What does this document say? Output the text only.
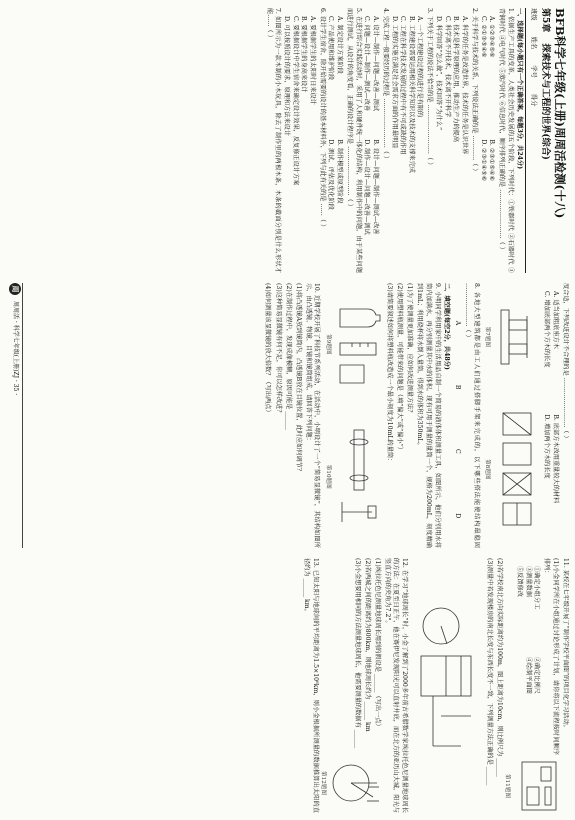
BFB科学七年级(上册)周周活检测(十八)
第5章 探索技术与工程的世界(综合)
班级
姓名
学号
得分
一、选择题(每小题只有一个正确答案，每题3分，共24分)
1. 依据生产工具的变革，人类社会历史发展的五个阶段，下列时代：①铁器时代 ②石器时代 ③青铜时代 ④电气时代 ⑤蒸汽时代 ⑥信息时代，顺序排列正确的是 ……………………（ ）
A. ①②③④⑤⑥
B. ②③①⑤④⑥
C. ②①③⑤④⑥
D. ②③①④⑤⑥
2. 关于科学与技术的关系，下列说法正确的是 …………（ ）
A. 科学的任务是改造世界，技术的任务是认识世界
B. 技术是科学原理的应用，推动生产力的提高
C. 科学离不开技术，技术离不开科学
D. 科学回答“怎么做”，技术回答“为什么”
3. 下列关于工程的说法不恰当的是 ……………………（ ）
A. 一个工程建设过程的进行是有限的
B. 工程建设需要运用相关科学知识以及技术的支撑来完成
C. 工程在科学技术发展的过程中有不可或缺的作用
D. 工程的实施在满足社会需求方面的作用最明显
4. 完成工程一般要经历的过程是 ……………………（ ）
A. 设计—制作—问题—改善—测试
B. 设计—问题—制作—测试—改善
C. 问题—设计—制作—测试—改善
D. 制作—设计—问题—改善—测试
5. 在进行综合实践活动时，采用了人和硬件统一体化的结构，利用制作中的问题，由于某些问题而进行测试，从设计的角度看，正确的设计程序是 ……………………（ ）
A. 制定设计方案阶段
B. 制作模型或原型阶段
C. 产品使用和维护阶段
D. 测试、评估及优化阶段
6. 设计学生宿舍，除开始需要的设计的基本材料外，下列与此有关的是 ……（ ）
A. 要根据学生的太阳时日来设计
B. 要根据学生的身高来设计
C. 要根据设计中学生宿舍来确定设计效果，反复修正设计方案
D. 可以按照设计的要求，原理和方法来设计
7. 如图所示为一款木制的小木玩具，除去了制作里的两根木条，木条的截面分别是什么形状才能……（ ）
度合适，下列改进设计不合理的是 ……………………（ ）
A. 适当加粗底座方木
B. 底部方木改用重量较大的材料
C. 增加底部两个方木的长度
D. 增加两个方木的长度
第7题图
第8题图
8. 各地大型建筑都是由工人们通过搭脚手架来完成的，以下哪些搭法能使结构最稳固 …………………（ ）
A
B
C
D
二、填空题(每空2分，共48分)
9. 小明同学利用家中的生活用品自制一个简易的液体体积测量工具，如图所示，他们分别用水将筒内加满水，再分别测量其中水的体积。现有可用于测量的量筒一个，规格为200mL，刻度精确到1mL；利用烧杯将水倒入量筒，得到水的体积为350mL。
(1)为了使测量更加准确，应如何改进测量方法？
(2)使用塑料瓶测量，可能带来的问题是（填“偏大”或“偏小”）
(3)请简要叙述如何将塑料瓶改造成一个最小刻度为10mL的量筒：
第9题图
第10题图
10. 近期学校开展了科技节系列活动，在活动中，小明设计了一个“简易显微镜”，其结构如图所示，由凸透镜、物镜、目镜和镜筒组成，请回答下列问题：
(1)将凸透镜A放到镜筒内，凸透镜B放在目镜位置，此时应如何调节？
(2)在制作过程中，发现成像模糊，原因可能是 ______
(3)这种简易显微镜有何不足，你可以怎样改进？
(4)如何测量该显微镜的放大倍数？（写出两点）
周
周周活 · 科学七年级(上册)ZJ · 35 ·
11. 某校在七年级开展了“制作学校平面图”的项目化学习活动。
(1)小金同学所在小组通过讨论形成了计划，请你将以下流程按时间顺序排列：
①确定小组分工
②确定比例尺
③测量数据
④绘制平面图
⑤反馈修改
第11题图
(2)若学校南北方向实际距离约为100m，图上距离为10cm，则比例尺为 ______
(3)测量中若发现楼房的南北长度与东西长度不一致，下列测量方法正确的是 ______
12. 在学习“地球周长”时，小金了解到了2000多年前古希腊数学家埃拉托色尼测量地球周长的方法：在夏至日正午，他在赛伊尼发现阳光可以直射井底，而在北方的亚历山大城，阳光与竖直方向的夹角为7.2°。
(1)埃拉托色尼测量地球周长用到的假设是 ______（写出一点）
(2)若两城之间的距离约为800km，则地球周长约为 ______ km
(3)小金想要用相同的方法测量地球周长，他需要测量的数据有 ______
第12题图
13. 已知太阳与地球间的平均距离为1.5×10⁸km，则小金根据所测量的数据推算出太阳的直径约为 ______ km。
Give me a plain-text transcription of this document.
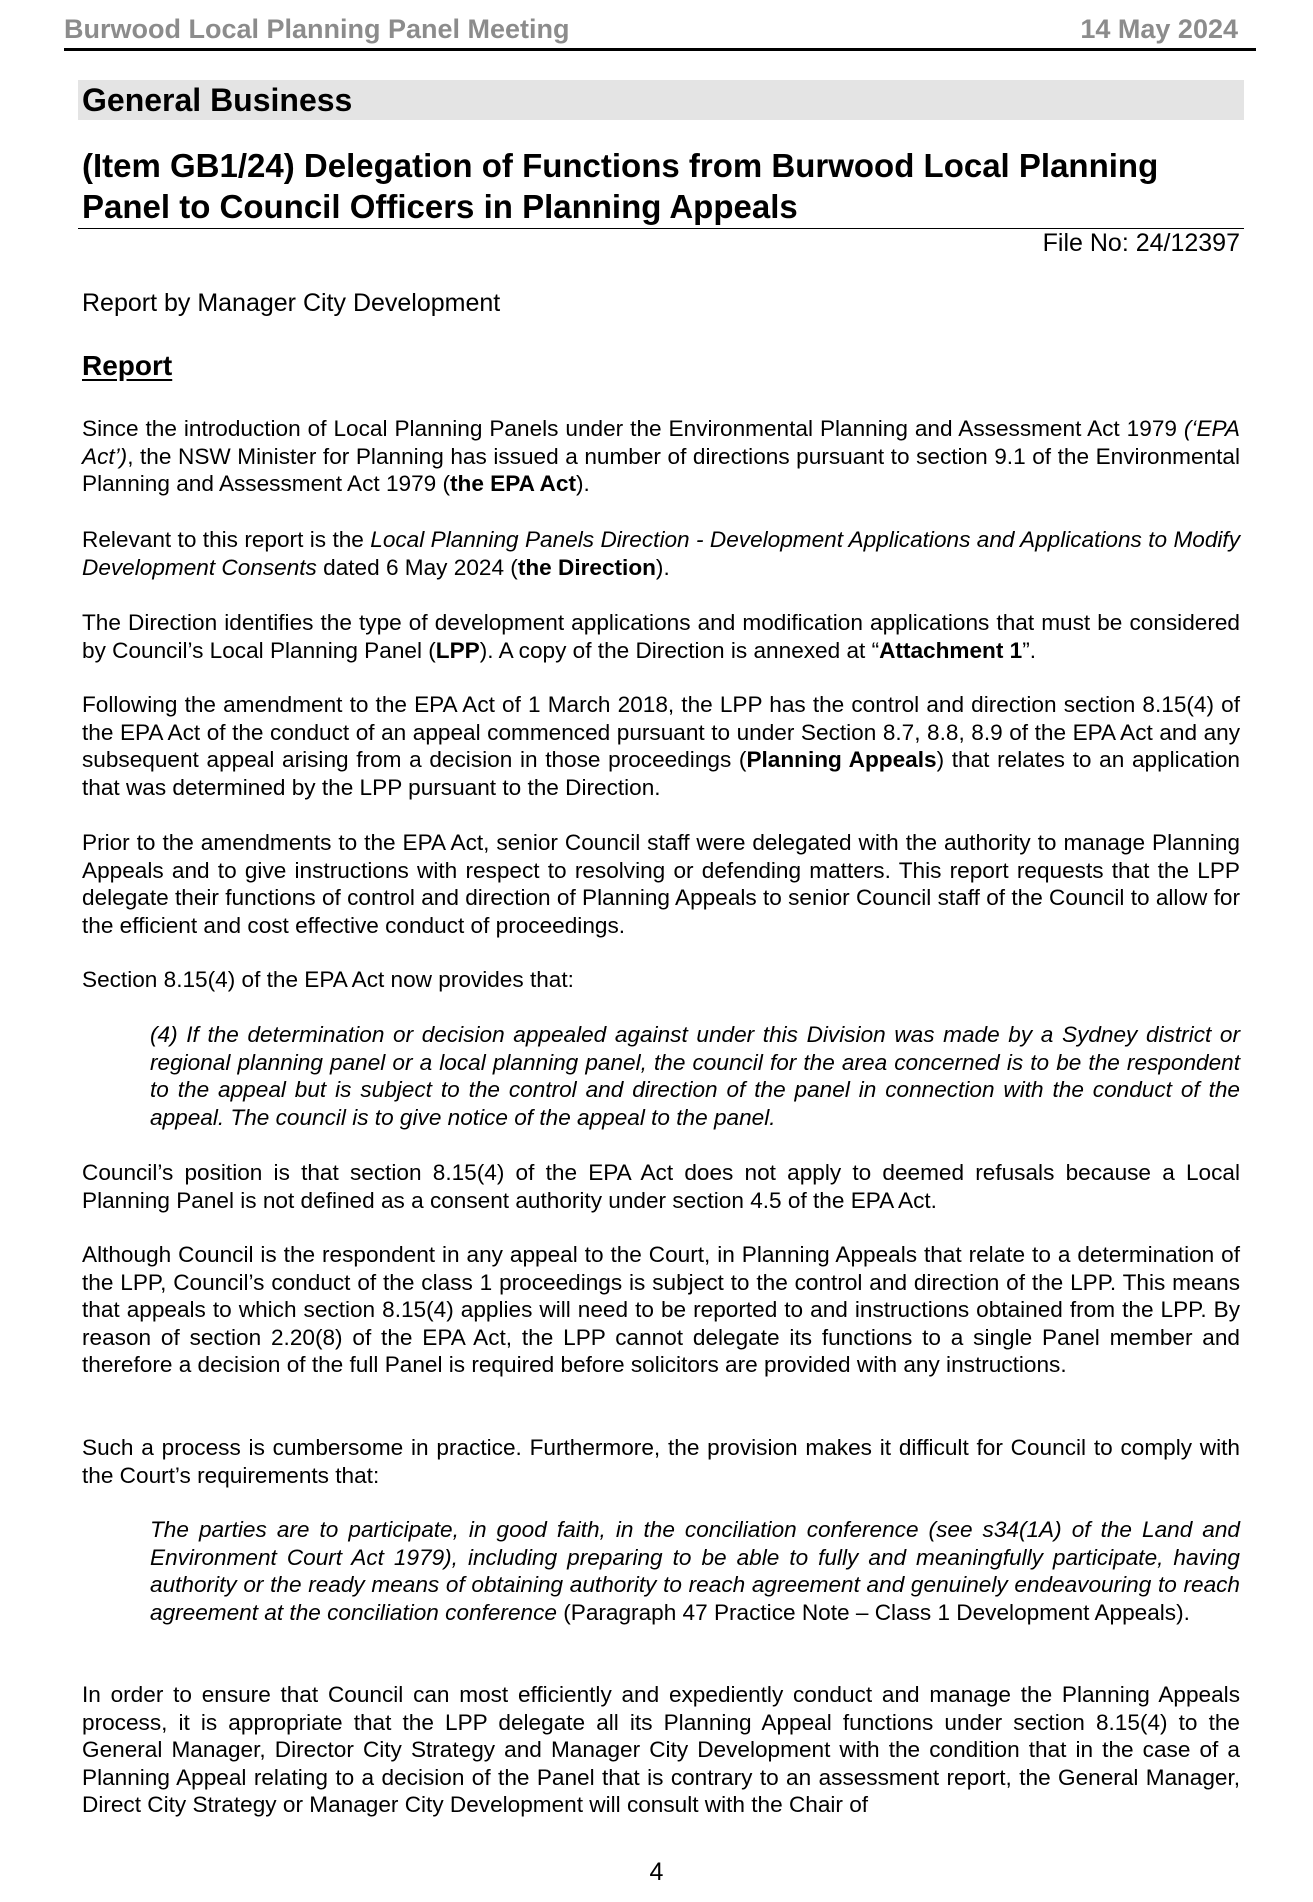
Burwood Local Planning Panel Meeting	14 May 2024
General Business
(Item GB1/24) Delegation of Functions from Burwood Local Planning
Panel to Council Officers in Planning Appeals
File No: 24/12397
Report by Manager City Development
Report
Since the introduction of Local Planning Panels under the Environmental Planning and Assessment Act 1979 (‘EPA Act’), the NSW Minister for Planning has issued a number of directions pursuant to section 9.1 of the Environmental Planning and Assessment Act 1979 (the EPA Act).
Relevant to this report is the Local Planning Panels Direction - Development Applications and Applications to Modify Development Consents dated 6 May 2024 (the Direction).
The Direction identifies the type of development applications and modification applications that must be considered by Council’s Local Planning Panel (LPP). A copy of the Direction is annexed at “Attachment 1”.
Following the amendment to the EPA Act of 1 March 2018, the LPP has the control and direction section 8.15(4) of the EPA Act of the conduct of an appeal commenced pursuant to under Section 8.7, 8.8, 8.9 of the EPA Act and any subsequent appeal arising from a decision in those proceedings (Planning Appeals) that relates to an application that was determined by the LPP pursuant to the Direction.
Prior to the amendments to the EPA Act, senior Council staff were delegated with the authority to manage Planning Appeals and to give instructions with respect to resolving or defending matters. This report requests that the LPP delegate their functions of control and direction of Planning Appeals to senior Council staff of the Council to allow for the efficient and cost effective conduct of proceedings.
Section 8.15(4) of the EPA Act now provides that:
(4) If the determination or decision appealed against under this Division was made by a Sydney district or regional planning panel or a local planning panel, the council for the area concerned is to be the respondent to the appeal but is subject to the control and direction of the panel in connection with the conduct of the appeal. The council is to give notice of the appeal to the panel.
Council’s position is that section 8.15(4) of the EPA Act does not apply to deemed refusals because a Local Planning Panel is not defined as a consent authority under section 4.5 of the EPA Act.
Although Council is the respondent in any appeal to the Court, in Planning Appeals that relate to a determination of the LPP, Council’s conduct of the class 1 proceedings is subject to the control and direction of the LPP. This means that appeals to which section 8.15(4) applies will need to be reported to and instructions obtained from the LPP. By reason of section 2.20(8) of the EPA Act, the LPP cannot delegate its functions to a single Panel member and therefore a decision of the full Panel is required before solicitors are provided with any instructions.
Such a process is cumbersome in practice. Furthermore, the provision makes it difficult for Council to comply with the Court’s requirements that:
The parties are to participate, in good faith, in the conciliation conference (see s34(1A) of the Land and Environment Court Act 1979), including preparing to be able to fully and meaningfully participate, having authority or the ready means of obtaining authority to reach agreement and genuinely endeavouring to reach agreement at the conciliation conference (Paragraph 47 Practice Note – Class 1 Development Appeals).
In order to ensure that Council can most efficiently and expediently conduct and manage the Planning Appeals process, it is appropriate that the LPP delegate all its Planning Appeal functions under section 8.15(4) to the General Manager, Director City Strategy and Manager City Development with the condition that in the case of a Planning Appeal relating to a decision of the Panel that is contrary to an assessment report, the General Manager, Direct City Strategy or Manager City Development will consult with the Chair of
4
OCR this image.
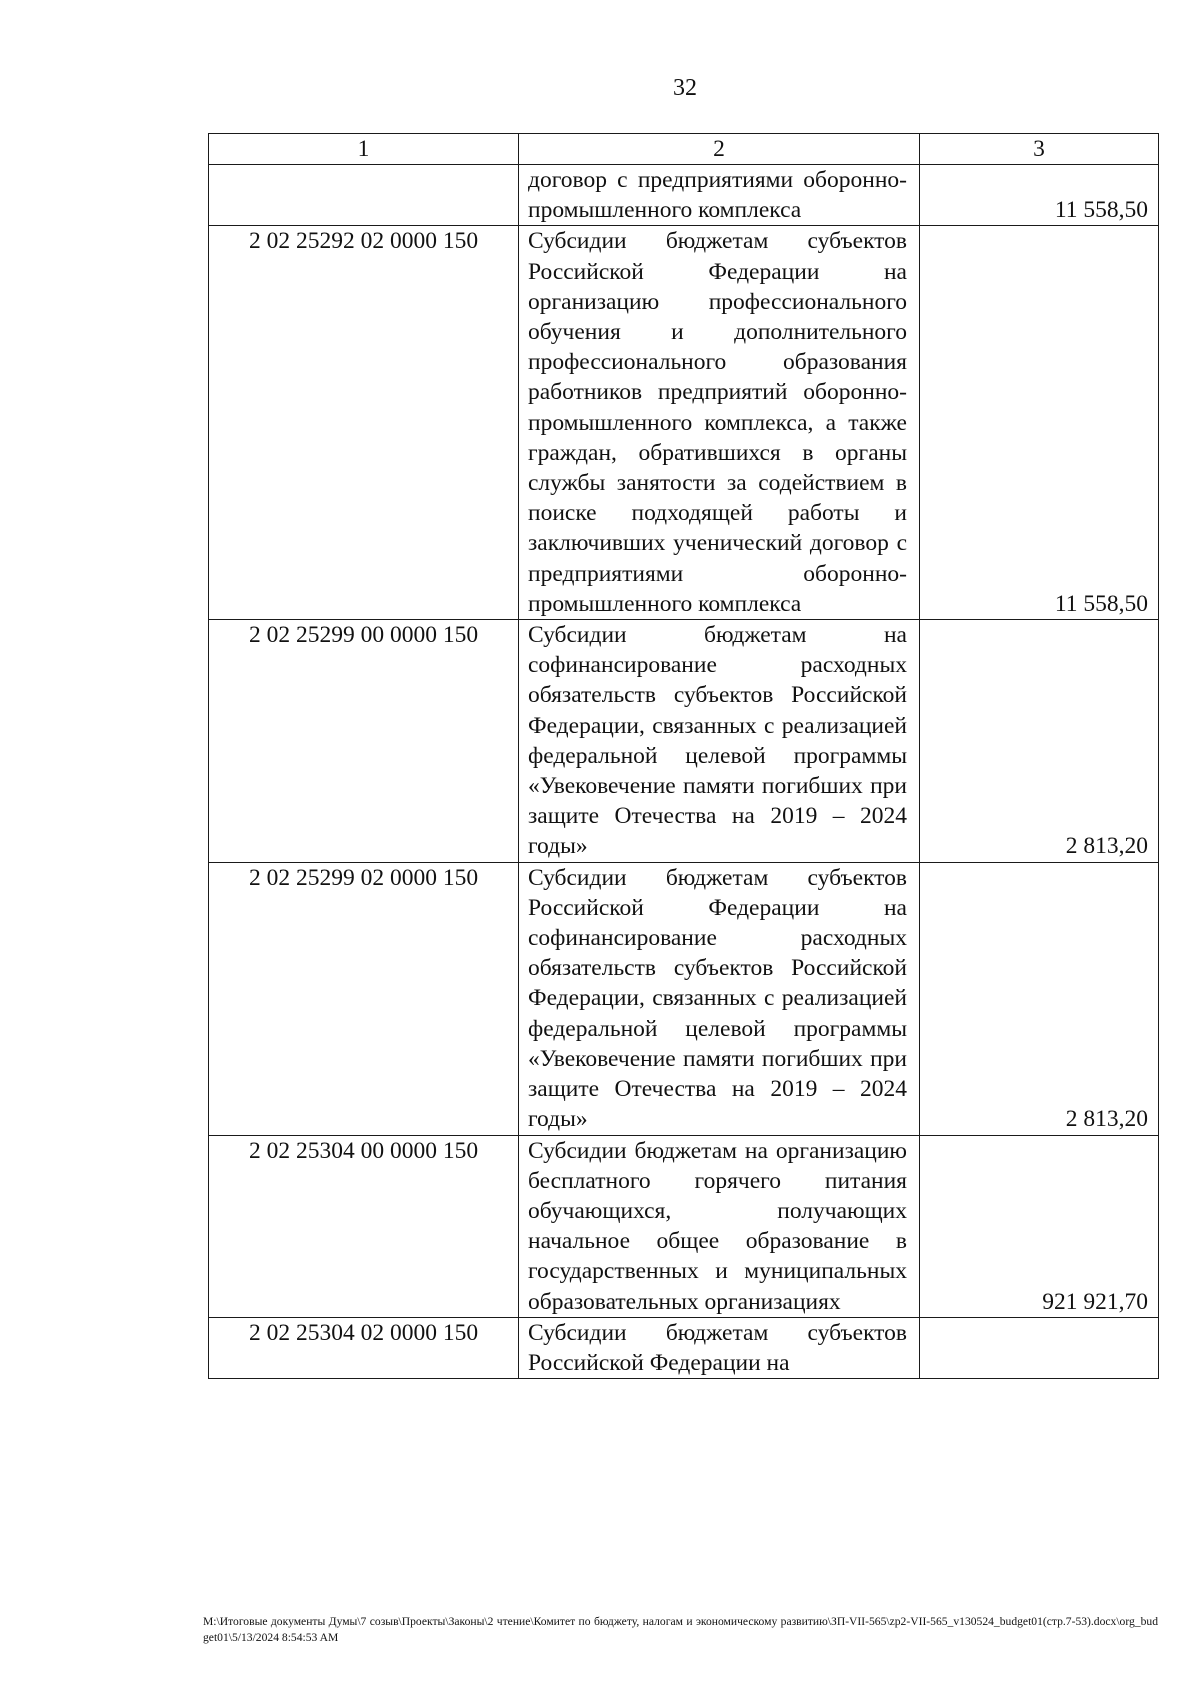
32
1	2	3
	договор с предприятиями оборонно-промышленного комплекса	11 558,50
2 02 25292 02 0000 150	Субсидии бюджетам субъектов Российской Федерации на организацию профессионального обучения и дополнительного профессионального образования работников предприятий оборонно-промышленного комплекса, а также граждан, обратившихся в органы службы занятости за содействием в поиске подходящей работы и заключивших ученический договор с предприятиями оборонно-промышленного комплекса	11 558,50
2 02 25299 00 0000 150	Субсидии бюджетам на софинансирование расходных обязательств субъектов Российской Федерации, связанных с реализацией федеральной целевой программы «Увековечение памяти погибших при защите Отечества на 2019 – 2024 годы»	2 813,20
2 02 25299 02 0000 150	Субсидии бюджетам субъектов Российской Федерации на софинансирование расходных обязательств субъектов Российской Федерации, связанных с реализацией федеральной целевой программы «Увековечение памяти погибших при защите Отечества на 2019 – 2024 годы»	2 813,20
2 02 25304 00 0000 150	Субсидии бюджетам на организацию бесплатного горячего питания обучающихся, получающих начальное общее образование в государственных и муниципальных образовательных организациях	921 921,70
2 02 25304 02 0000 150	Субсидии бюджетам субъектов Российской Федерации на	
M:\Итоговые документы Думы\7 созыв\Проекты\Законы\2 чтение\Комитет по бюджету, налогам и экономическому развитию\ЗП-VII-565\zp2-VII-565_v130524_budget01(стр.7-53).docx\org_budget01\5/13/2024 8:54:53 AM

### Short task
Return every line holding the word "бюджетам" from the records.

### Answer for this exercise
2 02 25292 02 0000 150	Субсидии бюджетам субъектов Российской Федерации на организацию профессионального обучения и дополнительного профессионального образования работников предприятий оборонно-промышленного комплекса, а также граждан, обратившихся в органы службы занятости за содействием в поиске подходящей работы и заключивших ученический договор с предприятиями оборонно-промышленного комплекса	11 558,50
2 02 25299 00 0000 150	Субсидии бюджетам на софинансирование расходных обязательств субъектов Российской Федерации, связанных с реализацией федеральной целевой программы «Увековечение памяти погибших при защите Отечества на 2019 – 2024 годы»	2 813,20
2 02 25299 02 0000 150	Субсидии бюджетам субъектов Российской Федерации на софинансирование расходных обязательств субъектов Российской Федерации, связанных с реализацией федеральной целевой программы «Увековечение памяти погибших при защите Отечества на 2019 – 2024 годы»	2 813,20
2 02 25304 00 0000 150	Субсидии бюджетам на организацию бесплатного горячего питания обучающихся, получающих начальное общее образование в государственных и муниципальных образовательных организациях	921 921,70
2 02 25304 02 0000 150	Субсидии бюджетам субъектов Российской Федерации на	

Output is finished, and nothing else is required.